Challenge: Identify each line holding the string "name" and copy it.

Provided data:
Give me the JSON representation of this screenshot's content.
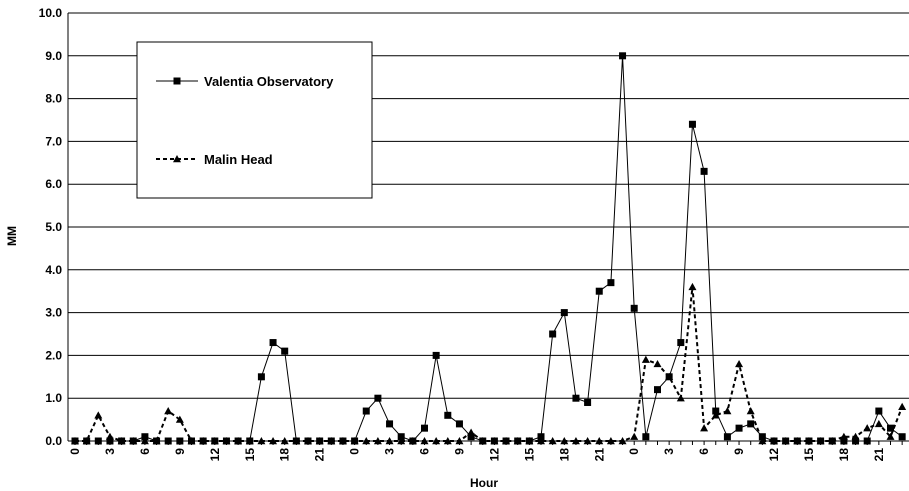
{
  "chart_data": {
    "type": "line",
    "title": "",
    "xlabel": "Hour",
    "ylabel": "MM",
    "ylim": [
      0,
      10
    ],
    "yticks": [
      "0.0",
      "1.0",
      "2.0",
      "3.0",
      "4.0",
      "5.0",
      "6.0",
      "7.0",
      "8.0",
      "9.0",
      "10.0"
    ],
    "x_tick_labels": [
      "0",
      "3",
      "6",
      "9",
      "12",
      "15",
      "18",
      "21",
      "0",
      "3",
      "6",
      "9",
      "12",
      "15",
      "18",
      "21",
      "0",
      "3",
      "6",
      "9",
      "12",
      "15",
      "18",
      "21"
    ],
    "x_tick_step": 3,
    "x_count": 72,
    "grid": "horizontal",
    "legend_position": "top-left",
    "series": [
      {
        "name": "Valentia Observatory",
        "style": "solid",
        "marker": "square",
        "color": "#000000",
        "values": [
          0,
          0,
          0,
          0,
          0,
          0,
          0.1,
          0,
          0,
          0,
          0,
          0,
          0,
          0,
          0,
          0,
          1.5,
          2.3,
          2.1,
          0,
          0,
          0,
          0,
          0,
          0,
          0.7,
          1.0,
          0.4,
          0.1,
          0,
          0.3,
          2.0,
          0.6,
          0.4,
          0.1,
          0,
          0,
          0,
          0,
          0,
          0.1,
          2.5,
          3.0,
          1.0,
          0.9,
          3.5,
          3.7,
          9.0,
          3.1,
          0.1,
          1.2,
          1.5,
          2.3,
          7.4,
          6.3,
          0.7,
          0.1,
          0.3,
          0.4,
          0.1,
          0,
          0,
          0,
          0,
          0,
          0,
          0,
          0,
          0,
          0.7,
          0.3,
          0.1
        ]
      },
      {
        "name": "Malin Head",
        "style": "dashed",
        "marker": "triangle",
        "color": "#000000",
        "values": [
          0,
          0,
          0.6,
          0.1,
          0,
          0,
          0,
          0,
          0.7,
          0.5,
          0,
          0,
          0,
          0,
          0,
          0,
          0,
          0,
          0,
          0,
          0,
          0,
          0,
          0,
          0,
          0,
          0,
          0,
          0,
          0,
          0,
          0,
          0,
          0,
          0.2,
          0,
          0,
          0,
          0,
          0,
          0,
          0,
          0,
          0,
          0,
          0,
          0,
          0,
          0.1,
          1.9,
          1.8,
          1.5,
          1.0,
          3.6,
          0.3,
          0.6,
          0.7,
          1.8,
          0.7,
          0,
          0,
          0,
          0,
          0,
          0,
          0,
          0.1,
          0.1,
          0.3,
          0.4,
          0.1,
          0.8
        ]
      }
    ]
  }
}
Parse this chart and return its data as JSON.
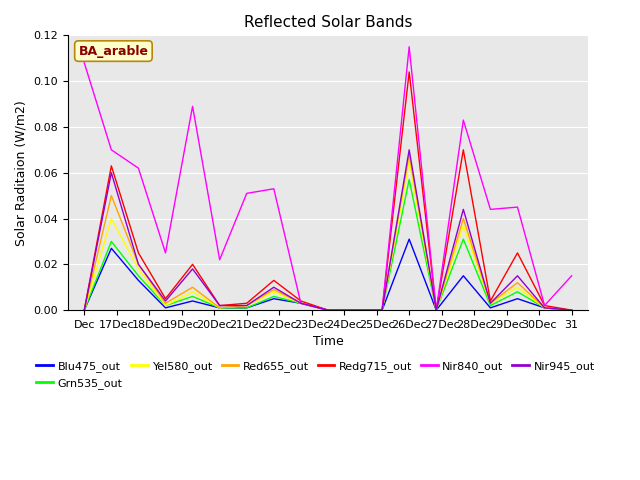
{
  "title": "Reflected Solar Bands",
  "ylabel": "Solar Raditaion (W/m2)",
  "xlabel": "Time",
  "annotation": "BA_arable",
  "ylim": [
    0,
    0.12
  ],
  "background_color": "#e8e8e8",
  "series_order": [
    "Blu475_out",
    "Grn535_out",
    "Yel580_out",
    "Red655_out",
    "Redg715_out",
    "Nir840_out",
    "Nir945_out"
  ],
  "series": {
    "Blu475_out": {
      "color": "#0000ff",
      "values": [
        0.0,
        0.027,
        0.013,
        0.001,
        0.004,
        0.001,
        0.001,
        0.005,
        0.003,
        0.0,
        0.0,
        0.0,
        0.031,
        0.0,
        0.015,
        0.001,
        0.005,
        0.001,
        0.0
      ]
    },
    "Grn535_out": {
      "color": "#00ff00",
      "values": [
        0.0,
        0.03,
        0.015,
        0.002,
        0.006,
        0.001,
        0.001,
        0.006,
        0.003,
        0.0,
        0.0,
        0.0,
        0.057,
        0.0,
        0.031,
        0.002,
        0.008,
        0.001,
        0.0
      ]
    },
    "Yel580_out": {
      "color": "#ffff00",
      "values": [
        0.0,
        0.04,
        0.018,
        0.002,
        0.008,
        0.001,
        0.002,
        0.008,
        0.003,
        0.0,
        0.0,
        0.0,
        0.065,
        0.0,
        0.037,
        0.003,
        0.01,
        0.001,
        0.0
      ]
    },
    "Red655_out": {
      "color": "#ffa500",
      "values": [
        0.0,
        0.05,
        0.02,
        0.003,
        0.01,
        0.001,
        0.002,
        0.009,
        0.003,
        0.0,
        0.0,
        0.0,
        0.068,
        0.0,
        0.04,
        0.003,
        0.012,
        0.001,
        0.0
      ]
    },
    "Redg715_out": {
      "color": "#ff0000",
      "values": [
        0.0,
        0.063,
        0.025,
        0.005,
        0.02,
        0.002,
        0.003,
        0.013,
        0.004,
        0.0,
        0.0,
        0.0,
        0.104,
        0.0,
        0.07,
        0.004,
        0.025,
        0.002,
        0.0
      ]
    },
    "Nir840_out": {
      "color": "#ff00ff",
      "values": [
        0.108,
        0.07,
        0.062,
        0.025,
        0.089,
        0.022,
        0.051,
        0.053,
        0.003,
        0.0,
        0.0,
        0.0,
        0.115,
        0.0,
        0.083,
        0.044,
        0.045,
        0.002,
        0.015
      ]
    },
    "Nir945_out": {
      "color": "#9400d3",
      "values": [
        0.0,
        0.06,
        0.02,
        0.004,
        0.018,
        0.002,
        0.002,
        0.01,
        0.003,
        0.0,
        0.0,
        0.0,
        0.07,
        0.0,
        0.044,
        0.003,
        0.015,
        0.001,
        0.0
      ]
    }
  },
  "xtick_positions": [
    0,
    1,
    2,
    3,
    4,
    5,
    6,
    7,
    8,
    9,
    10,
    11,
    12,
    13,
    14,
    15
  ],
  "xtick_labels": [
    "Dec",
    "17Dec",
    "18Dec",
    "19Dec",
    "20Dec",
    "21Dec",
    "22Dec",
    "23Dec",
    "24Dec",
    "25Dec",
    "26Dec",
    "27Dec",
    "28Dec",
    "29Dec",
    "30Dec",
    "31"
  ],
  "legend_order": [
    "Blu475_out",
    "Grn535_out",
    "Yel580_out",
    "Red655_out",
    "Redg715_out",
    "Nir840_out",
    "Nir945_out"
  ]
}
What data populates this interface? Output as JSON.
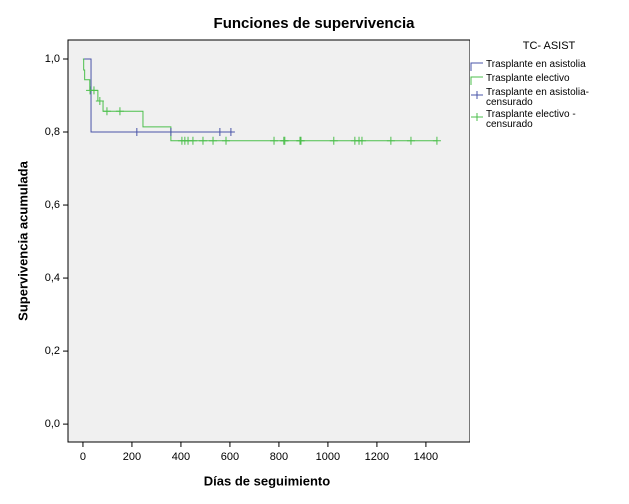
{
  "chart_data": {
    "type": "survival",
    "title": "Funciones de supervivencia",
    "x_label": "Días de seguimiento",
    "y_label": "Supervivencia acumulada",
    "legend_title": "TC- ASIST",
    "xlim": [
      -61,
      1580
    ],
    "ylim": [
      -0.049,
      1.052
    ],
    "xticks": [
      0,
      200,
      400,
      600,
      800,
      1000,
      1200,
      1400
    ],
    "yticks": [
      {
        "value": 0,
        "label": "0,0"
      },
      {
        "value": 0.2,
        "label": "0,2"
      },
      {
        "value": 0.4,
        "label": "0,4"
      },
      {
        "value": 0.6,
        "label": "0,6"
      },
      {
        "value": 0.8,
        "label": "0,8"
      },
      {
        "value": 1,
        "label": "1,0"
      }
    ],
    "series": [
      {
        "name": "Trasplante en asistolia",
        "color": "#4a55a8",
        "kind": "step",
        "x": [
          0,
          33,
          604
        ],
        "values": [
          1.0,
          0.8,
          0.8
        ]
      },
      {
        "name": "Trasplante electivo",
        "color": "#4cbf4c",
        "kind": "step",
        "x": [
          0,
          3,
          7,
          28,
          61,
          82,
          245,
          359,
          1445
        ],
        "values": [
          1.0,
          0.97,
          0.943,
          0.914,
          0.885,
          0.857,
          0.814,
          0.776,
          0.776
        ]
      },
      {
        "name": "Trasplante en asistolia-\ncensurado",
        "color": "#4a55a8",
        "kind": "censored",
        "x": [
          220,
          359,
          559,
          604
        ],
        "values": [
          0.8,
          0.8,
          0.8,
          0.8
        ]
      },
      {
        "name": "Trasplante electivo -\ncensurado",
        "color": "#4cbf4c",
        "kind": "censored",
        "x": [
          29,
          45,
          69,
          98,
          151,
          404,
          416,
          429,
          449,
          490,
          531,
          584,
          780,
          820,
          824,
          886,
          890,
          1024,
          1110,
          1127,
          1139,
          1257,
          1339,
          1445
        ],
        "values": [
          0.914,
          0.914,
          0.885,
          0.857,
          0.857,
          0.776,
          0.776,
          0.776,
          0.776,
          0.776,
          0.776,
          0.776,
          0.776,
          0.776,
          0.776,
          0.776,
          0.776,
          0.776,
          0.776,
          0.776,
          0.776,
          0.776,
          0.776,
          0.776
        ]
      }
    ]
  }
}
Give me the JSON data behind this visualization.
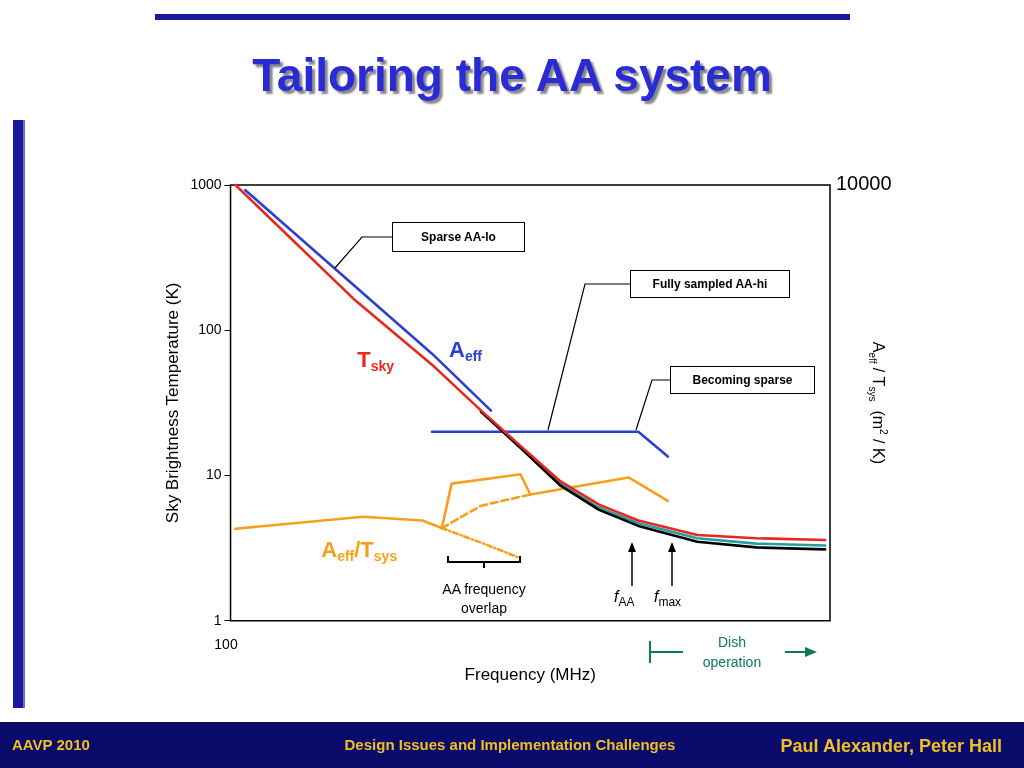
{
  "chart_data": {
    "type": "line",
    "title": "Tailoring the AA system",
    "xlabel": "Frequency (MHz)",
    "ylabel": "Sky Brightness Temperature (K)",
    "y2label": "A$_{eff}$ / T$_{sys}$  (m$^{2}$ / K)",
    "log": "y",
    "grid": false,
    "legend": false,
    "marker": "none",
    "categories": [
      null,
      null,
      null,
      null,
      null,
      null,
      null,
      null,
      null,
      null,
      null,
      null,
      null,
      null,
      null,
      null,
      null,
      null,
      null,
      null,
      null,
      null,
      null,
      null,
      null,
      null,
      null,
      null,
      null,
      null,
      null,
      null,
      null,
      null,
      null,
      null,
      null,
      null,
      null,
      null,
      null,
      null,
      null,
      null,
      null,
      null,
      null,
      null,
      null,
      null,
      null,
      null,
      null,
      null,
      null,
      null,
      null,
      null,
      null,
      null,
      null
    ],
    "ylim": [
      1,
      1000
    ],
    "yticks": [
      1,
      10,
      100,
      1000
    ],
    "series": [
      {
        "name": "T$_{sky}$",
        "color": "#e8281e",
        "values": [
          1000,
          null,
          null,
          null,
          null,
          null,
          null,
          null,
          null,
          null,
          null,
          null,
          165,
          null,
          null,
          null,
          null,
          null,
          null,
          null,
          58,
          null,
          null,
          null,
          null,
          28,
          null,
          null,
          null,
          16,
          null,
          null,
          null,
          9.2,
          null,
          null,
          null,
          6.3,
          null,
          null,
          null,
          4.9,
          null,
          null,
          null,
          null,
          null,
          3.9,
          null,
          null,
          null,
          null,
          null,
          3.7,
          null,
          null,
          null,
          null,
          null,
          null,
          3.6
        ]
      },
      {
        "color": "#000000",
        "values": [
          null,
          null,
          null,
          null,
          null,
          null,
          null,
          null,
          null,
          null,
          null,
          null,
          null,
          null,
          null,
          null,
          null,
          null,
          null,
          null,
          null,
          null,
          null,
          null,
          null,
          27.5,
          null,
          null,
          null,
          15.5,
          null,
          null,
          null,
          8.6,
          null,
          null,
          null,
          5.8,
          null,
          null,
          null,
          4.5,
          null,
          null,
          null,
          null,
          null,
          3.5,
          null,
          null,
          null,
          null,
          null,
          3.2,
          null,
          null,
          null,
          null,
          null,
          null,
          3.1
        ]
      },
      {
        "color": "#20a0a0",
        "values": [
          null,
          null,
          null,
          null,
          null,
          null,
          null,
          null,
          null,
          null,
          null,
          null,
          null,
          null,
          null,
          null,
          null,
          null,
          null,
          null,
          null,
          null,
          null,
          null,
          null,
          27.5,
          null,
          null,
          null,
          15.6,
          null,
          null,
          null,
          8.8,
          null,
          null,
          null,
          6.0,
          null,
          null,
          null,
          4.7,
          null,
          null,
          null,
          null,
          null,
          3.7,
          null,
          null,
          null,
          null,
          null,
          3.4,
          null,
          null,
          null,
          null,
          null,
          null,
          3.3
        ]
      },
      {
        "name": "A$_{eff}$",
        "color": "#2b3fd0",
        "values": [
          null,
          921,
          null,
          null,
          null,
          null,
          null,
          null,
          null,
          null,
          null,
          null,
          null,
          null,
          null,
          null,
          null,
          null,
          null,
          null,
          69,
          null,
          null,
          null,
          null,
          null,
          28,
          null,
          null,
          null,
          null,
          null,
          null,
          null,
          null,
          null,
          null,
          null,
          null,
          null,
          null,
          null,
          null,
          null,
          null,
          null,
          null,
          null,
          null,
          null,
          null,
          null,
          null,
          null,
          null,
          null,
          null,
          null,
          null,
          null,
          null
        ]
      },
      {
        "color": "#2b3fd0",
        "values": [
          null,
          null,
          null,
          null,
          null,
          null,
          null,
          null,
          null,
          null,
          null,
          null,
          null,
          null,
          null,
          null,
          null,
          null,
          null,
          null,
          20,
          null,
          null,
          null,
          null,
          null,
          null,
          null,
          null,
          null,
          null,
          null,
          null,
          null,
          null,
          null,
          null,
          null,
          null,
          null,
          null,
          20,
          null,
          null,
          13.5,
          null,
          null,
          null,
          null,
          null,
          null,
          null,
          null,
          null,
          null,
          null,
          null,
          null,
          null,
          null,
          null
        ]
      },
      {
        "name": "A$_{eff}$/T$_{sys}$",
        "color": "#f5a01a",
        "values": [
          4.3,
          null,
          null,
          null,
          null,
          null,
          null,
          null,
          null,
          null,
          null,
          null,
          null,
          5.2,
          null,
          null,
          null,
          null,
          null,
          4.9,
          null,
          4.35,
          8.8,
          null,
          null,
          null,
          null,
          null,
          null,
          10.2,
          7.4,
          null,
          null,
          null,
          null,
          null,
          null,
          null,
          null,
          null,
          9.7,
          null,
          null,
          null,
          6.7,
          null,
          null,
          null,
          null,
          null,
          null,
          null,
          null,
          null,
          null,
          null,
          null,
          null,
          null,
          null,
          null
        ]
      },
      {
        "color": "#f5a01a",
        "line_style": "dashed",
        "values": [
          null,
          null,
          null,
          null,
          null,
          null,
          null,
          null,
          null,
          null,
          null,
          null,
          null,
          null,
          null,
          null,
          null,
          null,
          null,
          null,
          null,
          4.35,
          null,
          null,
          null,
          6.2,
          null,
          null,
          null,
          null,
          7.4,
          null,
          null,
          null,
          null,
          null,
          null,
          null,
          null,
          null,
          null,
          null,
          null,
          null,
          null,
          null,
          null,
          null,
          null,
          null,
          null,
          null,
          null,
          null,
          null,
          null,
          null,
          null,
          null,
          null,
          null
        ]
      },
      {
        "color": "#f5a01a",
        "line_style": "dotted",
        "values": [
          null,
          null,
          null,
          null,
          null,
          null,
          null,
          null,
          null,
          null,
          null,
          null,
          null,
          null,
          null,
          null,
          null,
          null,
          null,
          null,
          null,
          4.35,
          null,
          null,
          null,
          3.45,
          null,
          null,
          null,
          2.7,
          null,
          null,
          null,
          null,
          null,
          null,
          null,
          null,
          null,
          null,
          null,
          null,
          null,
          null,
          null,
          null,
          null,
          null,
          null,
          null,
          null,
          null,
          null,
          null,
          null,
          null,
          null,
          null,
          null,
          null,
          null
        ]
      }
    ],
    "annotations": [
      "Sparse AA-lo",
      "Fully sampled AA-hi",
      "Becoming sparse",
      "AA frequency overlap",
      "f$_{AA}$",
      "f$_{max}$",
      "Dish operation",
      "100",
      "10000",
      "AAVP 2010",
      "Design Issues and Implementation Challenges",
      "Paul Alexander, Peter Hall"
    ]
  }
}
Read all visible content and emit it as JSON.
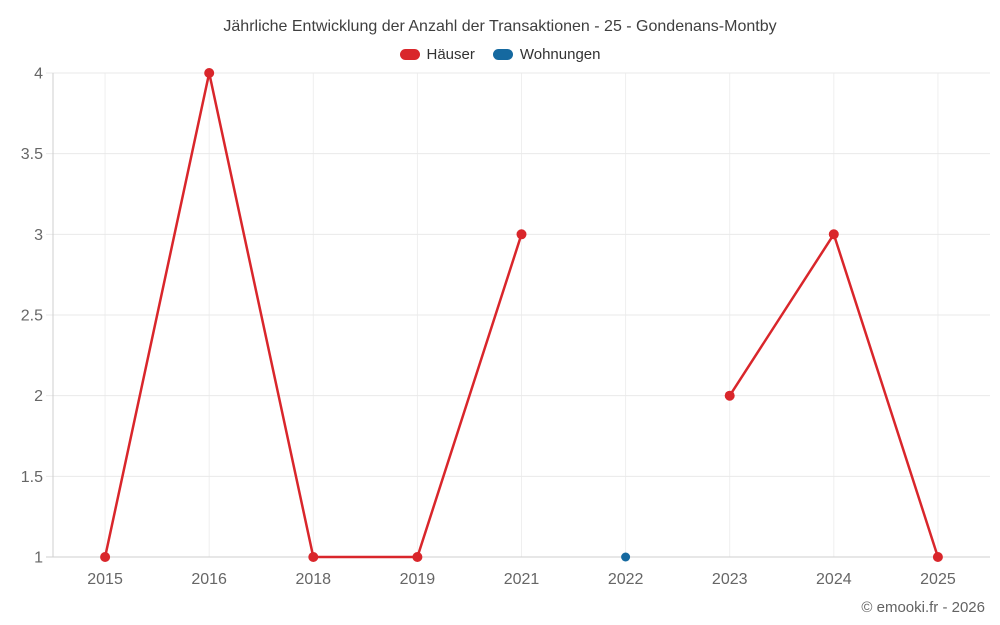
{
  "title": "Jährliche Entwicklung der Anzahl der Transaktionen - 25 - Gondenans-Montby",
  "legend": {
    "items": [
      {
        "label": "Häuser",
        "color": "#d9262b"
      },
      {
        "label": "Wohnungen",
        "color": "#1569a0"
      }
    ]
  },
  "copyright": "© emooki.fr - 2026",
  "colors": {
    "grid": "#e9e9e9",
    "grid_vertical": "#efefef",
    "axis": "#cfcfcf",
    "tick_label": "#666666",
    "title": "#3f3f3f",
    "legend_text": "#333333",
    "background": "#ffffff",
    "series_haeuser": "#d9262b",
    "series_wohnungen": "#1569a0"
  },
  "chart_data": {
    "type": "line",
    "title": "Jährliche Entwicklung der Anzahl der Transaktionen - 25 - Gondenans-Montby",
    "categories": [
      "2015",
      "2016",
      "2018",
      "2019",
      "2021",
      "2022",
      "2023",
      "2024",
      "2025"
    ],
    "series": [
      {
        "name": "Häuser",
        "color": "#d9262b",
        "values": [
          1,
          4,
          1,
          1,
          3,
          null,
          2,
          3,
          1
        ]
      },
      {
        "name": "Wohnungen",
        "color": "#1569a0",
        "values": [
          null,
          null,
          null,
          null,
          null,
          1,
          null,
          null,
          null
        ]
      }
    ],
    "xlabel": "",
    "ylabel": "",
    "ylim": [
      1,
      4
    ],
    "yticks": [
      1,
      1.5,
      2,
      2.5,
      3,
      3.5,
      4
    ],
    "ytick_labels": [
      "1",
      "1.5",
      "2",
      "2.5",
      "3",
      "3.5",
      "4"
    ],
    "grid": true,
    "legend_position": "top"
  }
}
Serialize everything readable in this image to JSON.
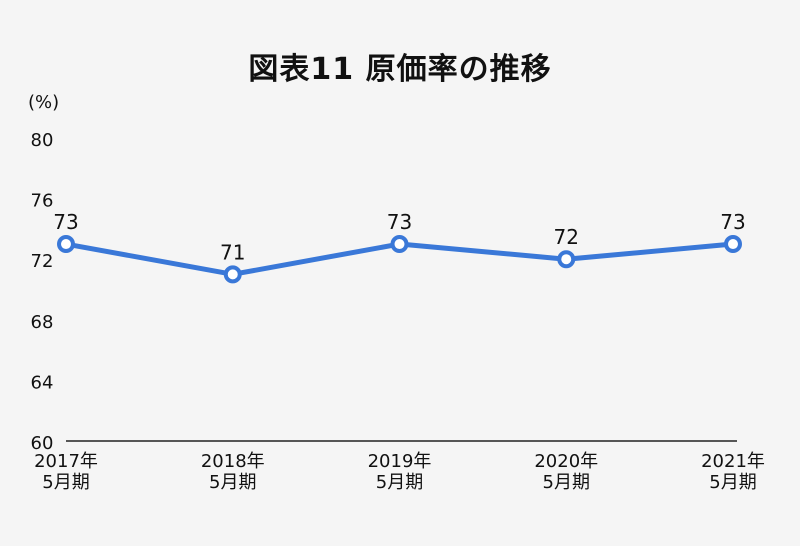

Answer:
        "name": "Valentia Observatory",
        "name": "Malin Head",
        "name": "Trasplante en asistolia",
        "name": "Trasplante electivo",
        "name": "Trasplante en asistolia-\ncensurado",
        "name": "Trasplante electivo -\ncensurado",
        "name": "T$_{sky}$",
        "name": "A$_{eff}$",
        "name": "A$_{eff}$/T$_{sys}$",
        "name": "Häuser",
        "name": "Wohnungen",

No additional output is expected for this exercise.